--- Description of the task ---
Copy the data exactly; pictures stay out of the copy.

--- Supplied records ---
※
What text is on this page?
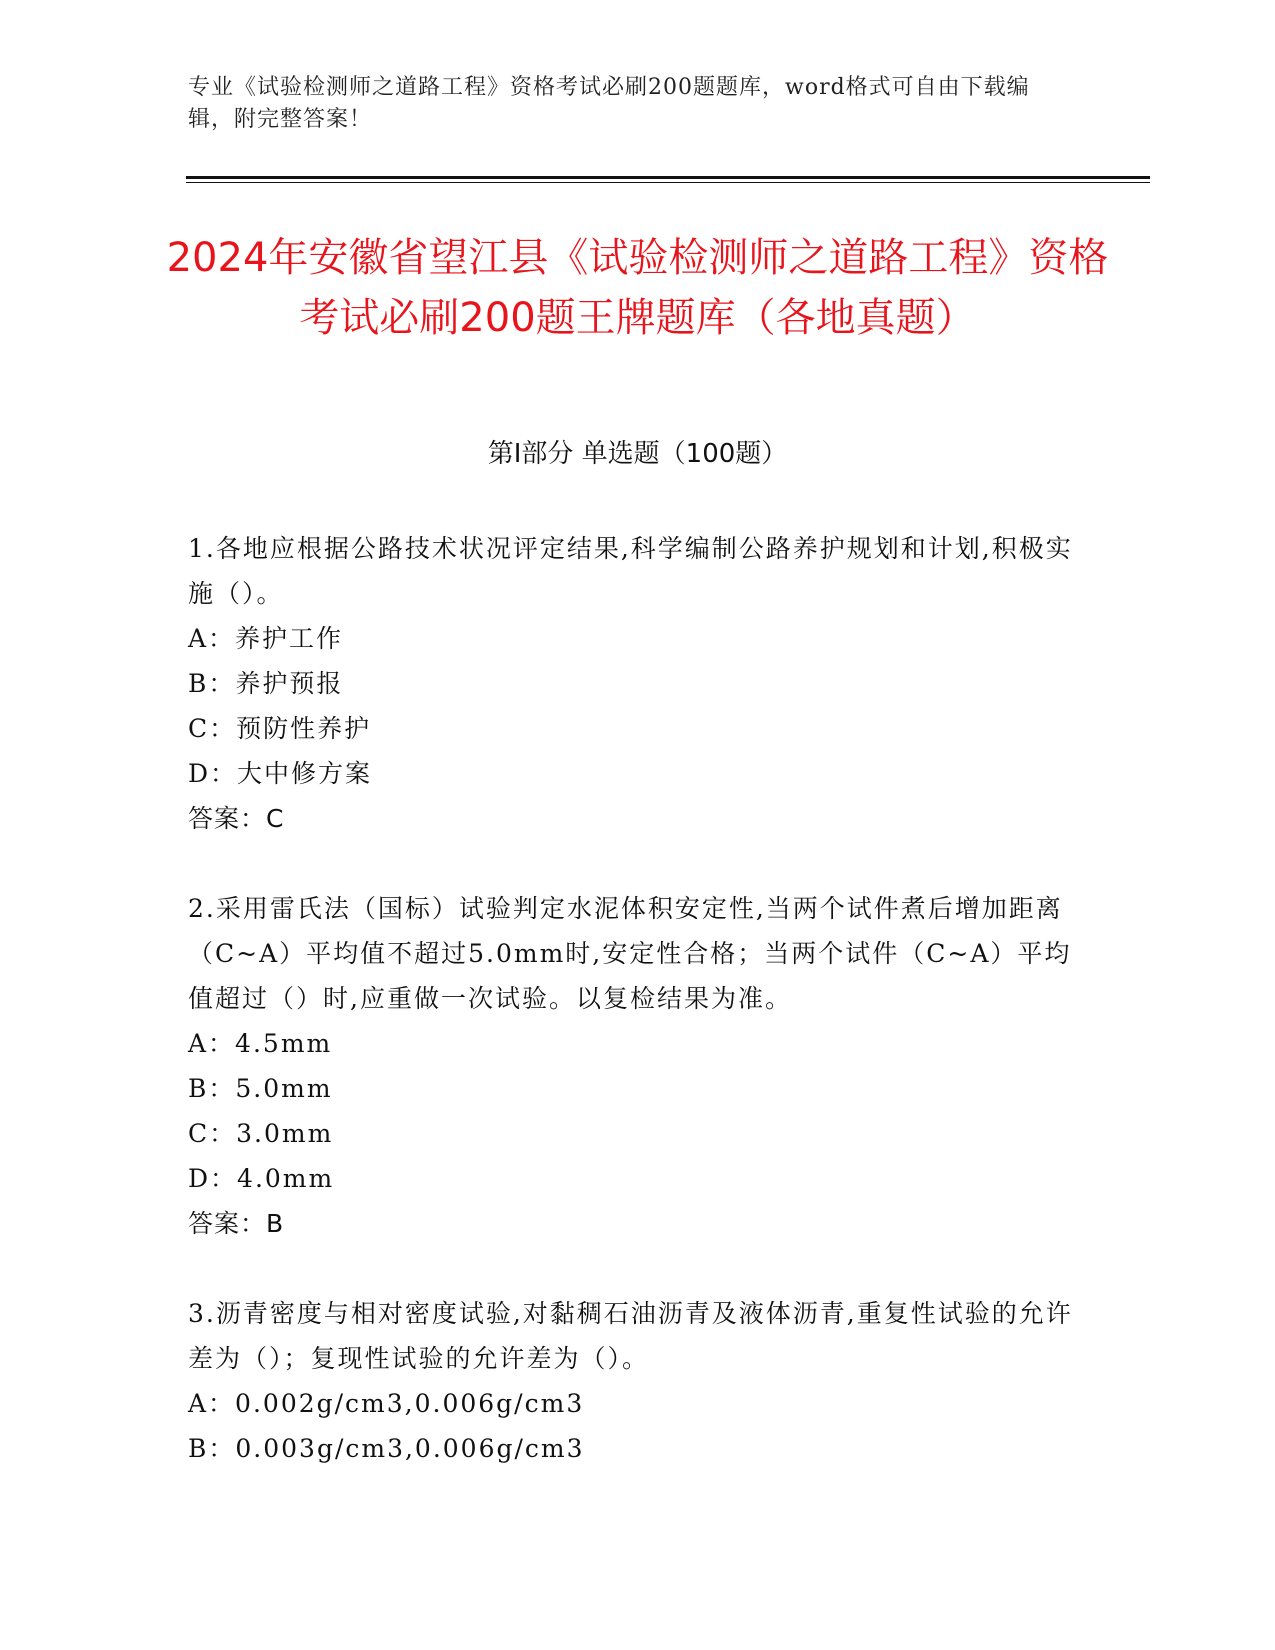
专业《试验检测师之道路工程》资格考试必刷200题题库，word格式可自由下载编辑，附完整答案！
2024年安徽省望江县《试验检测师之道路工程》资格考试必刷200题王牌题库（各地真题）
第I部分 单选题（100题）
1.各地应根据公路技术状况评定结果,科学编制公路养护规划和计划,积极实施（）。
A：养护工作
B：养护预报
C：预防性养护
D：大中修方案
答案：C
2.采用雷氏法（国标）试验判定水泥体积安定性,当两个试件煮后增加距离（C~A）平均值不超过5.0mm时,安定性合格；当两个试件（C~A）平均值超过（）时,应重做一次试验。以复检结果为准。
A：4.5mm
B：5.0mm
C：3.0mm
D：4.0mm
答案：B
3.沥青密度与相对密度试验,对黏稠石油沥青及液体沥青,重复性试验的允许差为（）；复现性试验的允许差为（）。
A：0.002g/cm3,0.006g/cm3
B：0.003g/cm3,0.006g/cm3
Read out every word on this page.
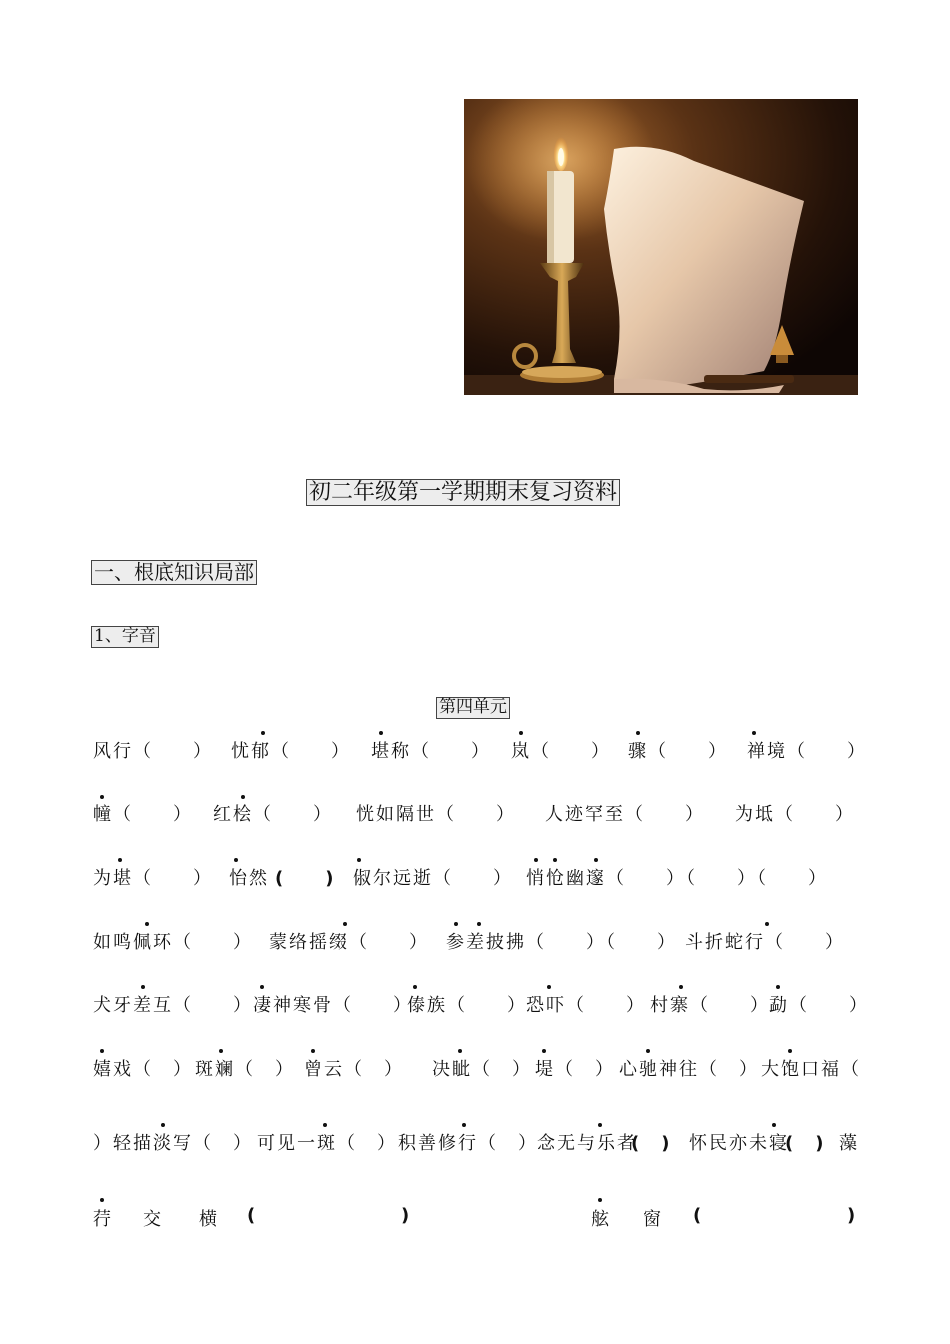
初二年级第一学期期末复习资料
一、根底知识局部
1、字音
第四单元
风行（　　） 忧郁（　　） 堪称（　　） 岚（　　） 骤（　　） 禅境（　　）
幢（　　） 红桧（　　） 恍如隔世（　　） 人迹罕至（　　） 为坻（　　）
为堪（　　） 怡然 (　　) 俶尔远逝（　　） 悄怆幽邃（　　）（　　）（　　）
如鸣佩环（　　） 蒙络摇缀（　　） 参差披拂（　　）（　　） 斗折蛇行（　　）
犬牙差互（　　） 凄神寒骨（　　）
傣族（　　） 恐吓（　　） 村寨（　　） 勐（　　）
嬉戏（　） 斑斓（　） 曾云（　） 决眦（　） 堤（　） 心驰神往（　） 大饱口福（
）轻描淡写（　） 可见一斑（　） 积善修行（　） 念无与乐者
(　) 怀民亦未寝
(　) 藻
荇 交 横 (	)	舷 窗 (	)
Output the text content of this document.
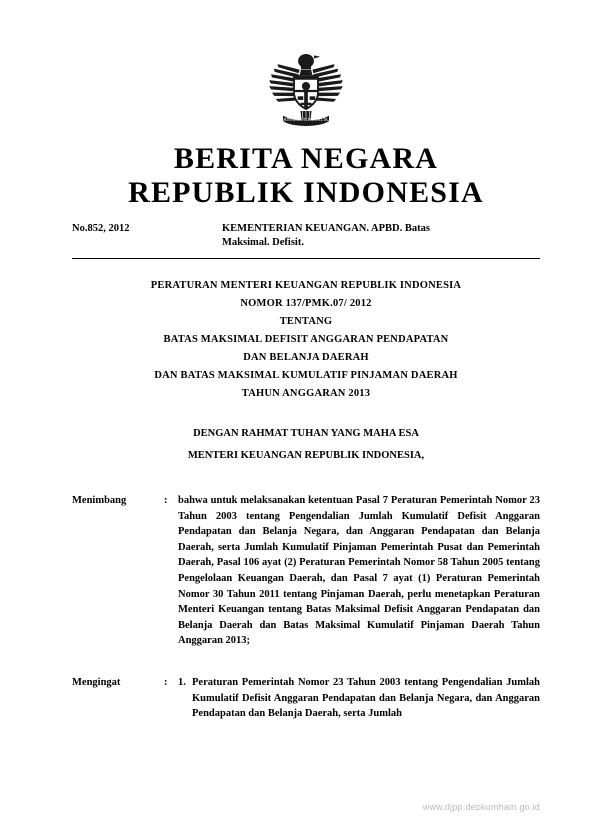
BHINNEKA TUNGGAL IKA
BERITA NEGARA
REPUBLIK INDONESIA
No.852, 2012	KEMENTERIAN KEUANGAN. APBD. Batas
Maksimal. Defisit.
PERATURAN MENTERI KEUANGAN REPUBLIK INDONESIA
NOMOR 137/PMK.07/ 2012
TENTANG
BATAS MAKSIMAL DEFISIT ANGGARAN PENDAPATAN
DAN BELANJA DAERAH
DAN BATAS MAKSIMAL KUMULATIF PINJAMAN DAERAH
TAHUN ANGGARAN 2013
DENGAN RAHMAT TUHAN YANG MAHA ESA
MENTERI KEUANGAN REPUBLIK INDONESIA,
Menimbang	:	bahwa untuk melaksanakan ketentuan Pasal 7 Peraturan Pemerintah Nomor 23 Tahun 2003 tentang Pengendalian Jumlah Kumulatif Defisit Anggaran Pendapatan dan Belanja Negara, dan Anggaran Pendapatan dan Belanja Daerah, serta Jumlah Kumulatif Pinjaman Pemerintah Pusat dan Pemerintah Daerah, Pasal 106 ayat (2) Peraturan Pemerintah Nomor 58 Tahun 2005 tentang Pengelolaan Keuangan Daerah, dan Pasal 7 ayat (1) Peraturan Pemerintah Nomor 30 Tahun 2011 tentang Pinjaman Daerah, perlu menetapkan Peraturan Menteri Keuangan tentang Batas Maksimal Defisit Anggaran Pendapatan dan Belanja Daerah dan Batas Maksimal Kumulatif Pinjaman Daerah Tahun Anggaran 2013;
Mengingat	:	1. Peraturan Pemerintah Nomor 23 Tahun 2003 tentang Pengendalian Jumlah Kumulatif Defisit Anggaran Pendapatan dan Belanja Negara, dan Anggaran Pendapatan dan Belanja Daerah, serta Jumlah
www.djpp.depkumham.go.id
※
--- Output ---
What text is on this page?
专业《试验检测师之道路工程》资格考试必刷200题题库，word格式可自由下载编辑，附完整答案！
2024年安徽省望江县《试验检测师之道路工程》资格考试必刷200题王牌题库（各地真题）
第I部分 单选题（100题）
1.各地应根据公路技术状况评定结果,科学编制公路养护规划和计划,积极实施（）。
A：养护工作
B：养护预报
C：预防性养护
D：大中修方案
答案：C
2.采用雷氏法（国标）试验判定水泥体积安定性,当两个试件煮后增加距离（C~A）平均值不超过5.0mm时,安定性合格；当两个试件（C~A）平均值超过（）时,应重做一次试验。以复检结果为准。
A：4.5mm
B：5.0mm
C：3.0mm
D：4.0mm
答案：B
3.沥青密度与相对密度试验,对黏稠石油沥青及液体沥青,重复性试验的允许差为（）；复现性试验的允许差为（）。
A：0.002g/cm3,0.006g/cm3
B：0.003g/cm3,0.006g/cm3
Read out every word on this page.
初二年级第一学期期末复习资料
一、根底知识局部
1、字音
第四单元
风行（　　） 忧郁（　　） 堪称（　　） 岚（　　） 骤（　　） 禅境（　　）
幢（　　） 红桧（　　） 恍如隔世（　　） 人迹罕至（　　） 为坻（　　）
为堪（　　） 怡然 (　　) 俶尔远逝（　　） 悄怆幽邃（　　）（　　）（　　）
如鸣佩环（　　） 蒙络摇缀（　　） 参差披拂（　　）（　　） 斗折蛇行（　　）
犬牙差互（　　） 凄神寒骨（　　）
傣族（　　） 恐吓（　　） 村寨（　　） 勐（　　）
嬉戏（　） 斑斓（　） 曾云（　） 决眦（　） 堤（　） 心驰神往（　） 大饱口福（
）轻描淡写（　） 可见一斑（　） 积善修行（　） 念无与乐者
(　) 怀民亦未寝
(　) 藻
荇 交 横 (	)	舷 窗 (	)
Output the text content of this document.
BHINNEKA TUNGGAL IKA
BERITA NEGARA
REPUBLIK INDONESIA
No.852, 2012	KEMENTERIAN KEUANGAN. APBD. Batas
Maksimal. Defisit.
PERATURAN MENTERI KEUANGAN REPUBLIK INDONESIA
NOMOR 137/PMK.07/ 2012
TENTANG
BATAS MAKSIMAL DEFISIT ANGGARAN PENDAPATAN
DAN BELANJA DAERAH
DAN BATAS MAKSIMAL KUMULATIF PINJAMAN DAERAH
TAHUN ANGGARAN 2013
DENGAN RAHMAT TUHAN YANG MAHA ESA
MENTERI KEUANGAN REPUBLIK INDONESIA,
Menimbang	:	bahwa untuk melaksanakan ketentuan Pasal 7 Peraturan Pemerintah Nomor 23 Tahun 2003 tentang Pengendalian Jumlah Kumulatif Defisit Anggaran Pendapatan dan Belanja Negara, dan Anggaran Pendapatan dan Belanja Daerah, serta Jumlah Kumulatif Pinjaman Pemerintah Pusat dan Pemerintah Daerah, Pasal 106 ayat (2) Peraturan Pemerintah Nomor 58 Tahun 2005 tentang Pengelolaan Keuangan Daerah, dan Pasal 7 ayat (1) Peraturan Pemerintah Nomor 30 Tahun 2011 tentang Pinjaman Daerah, perlu menetapkan Peraturan Menteri Keuangan tentang Batas Maksimal Defisit Anggaran Pendapatan dan Belanja Daerah dan Batas Maksimal Kumulatif Pinjaman Daerah Tahun Anggaran 2013;
Mengingat	:	1. Peraturan Pemerintah Nomor 23 Tahun 2003 tentang Pengendalian Jumlah Kumulatif Defisit Anggaran Pendapatan dan Belanja Negara, dan Anggaran Pendapatan dan Belanja Daerah, serta Jumlah
www.djpp.depkumham.go.id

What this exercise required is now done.